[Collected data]
——————————

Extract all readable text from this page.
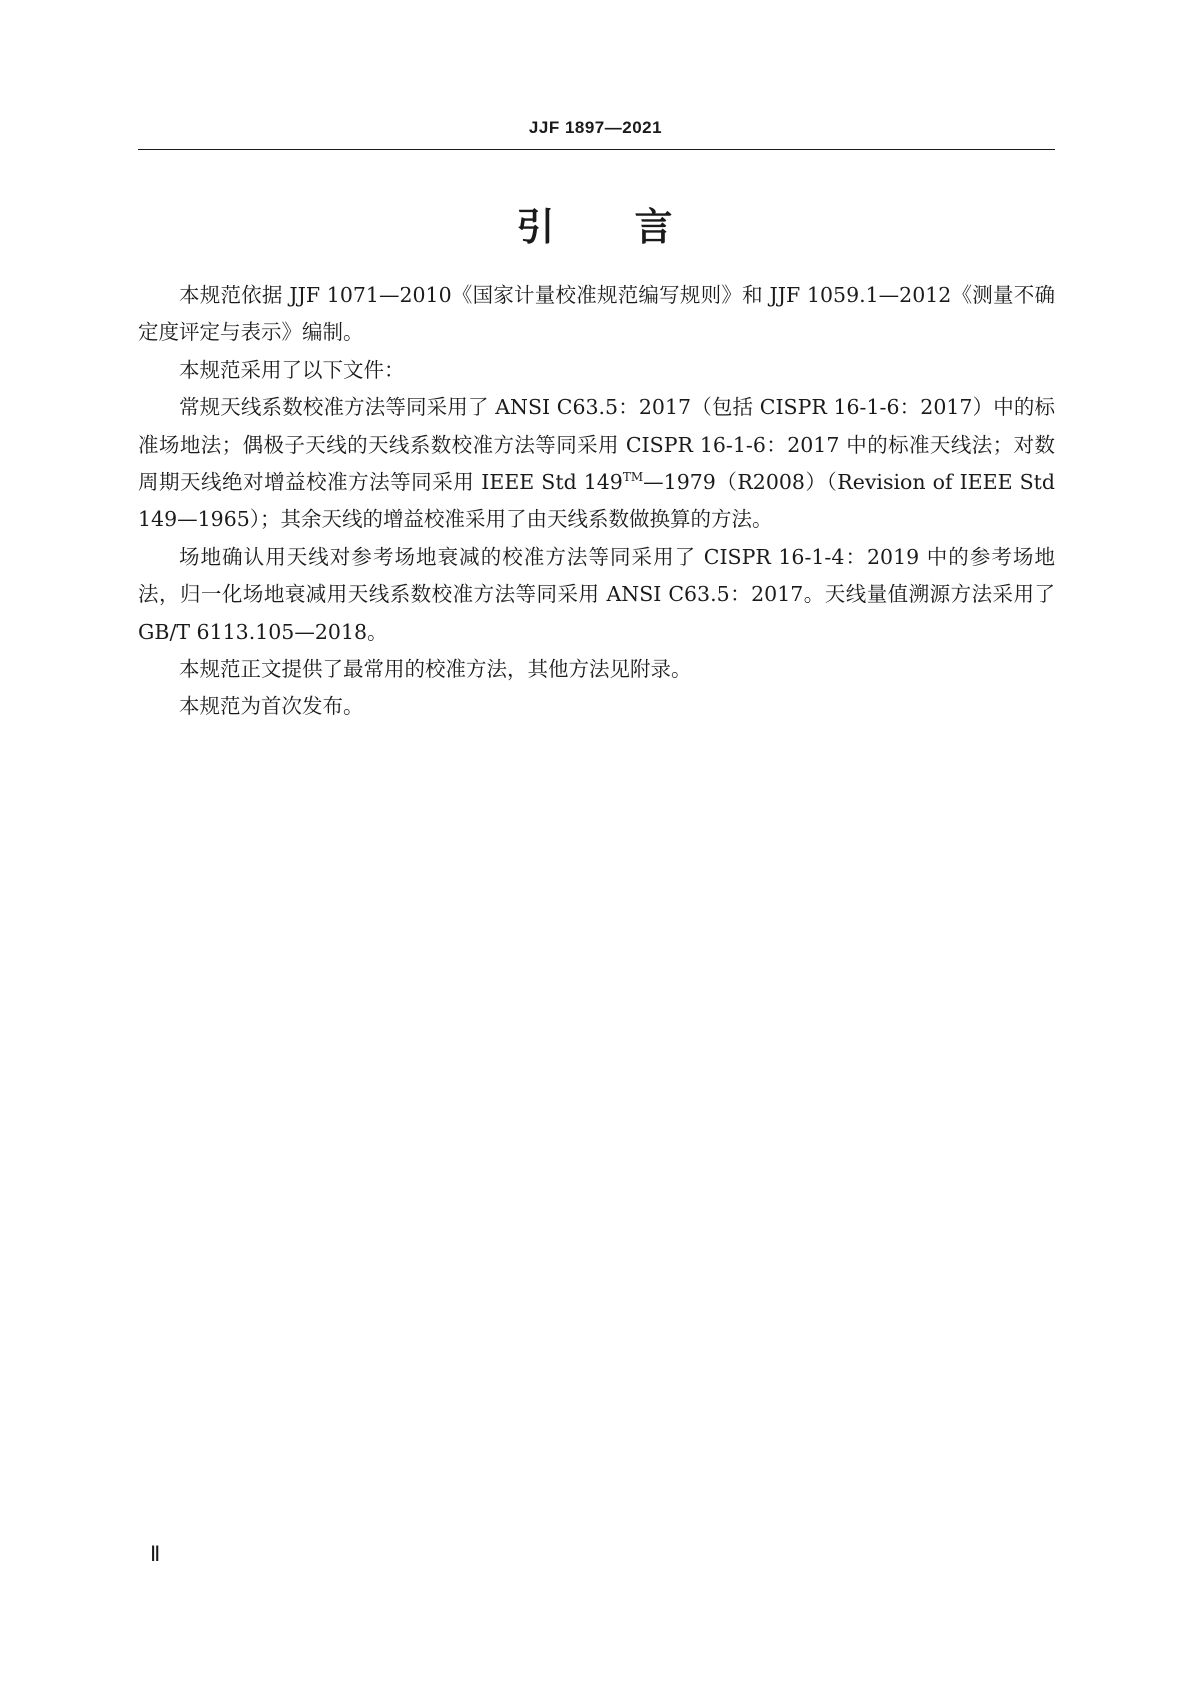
JJF 1897—2021
引 言

本规范依据 JJF 1071—2010《国家计量校准规范编写规则》和 JJF 1059.1—2012《测量不确定度评定与表示》编制。

本规范采用了以下文件：

常规天线系数校准方法等同采用了 ANSI C63.5：2017（包括 CISPR 16-1-6：2017）中的标准场地法；偶极子天线的天线系数校准方法等同采用 CISPR 16-1-6：2017 中的标准天线法；对数周期天线绝对增益校准方法等同采用 IEEE Std 149™—1979（R2008）（Revision of IEEE Std 149—1965）；其余天线的增益校准采用了由天线系数做换算的方法。

场地确认用天线对参考场地衰减的校准方法等同采用了 CISPR 16-1-4：2019 中的参考场地法，归一化场地衰减用天线系数校准方法等同采用 ANSI C63.5：2017。天线量值溯源方法采用了 GB/T 6113.105—2018。

本规范正文提供了最常用的校准方法，其他方法见附录。

本规范为首次发布。

Ⅱ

——————————

WHAT YOU SHOULD DO> Your task is to report how many lines of the material include the string "CISPR". Give the number and no other words.

EXERCISE RESULT> 2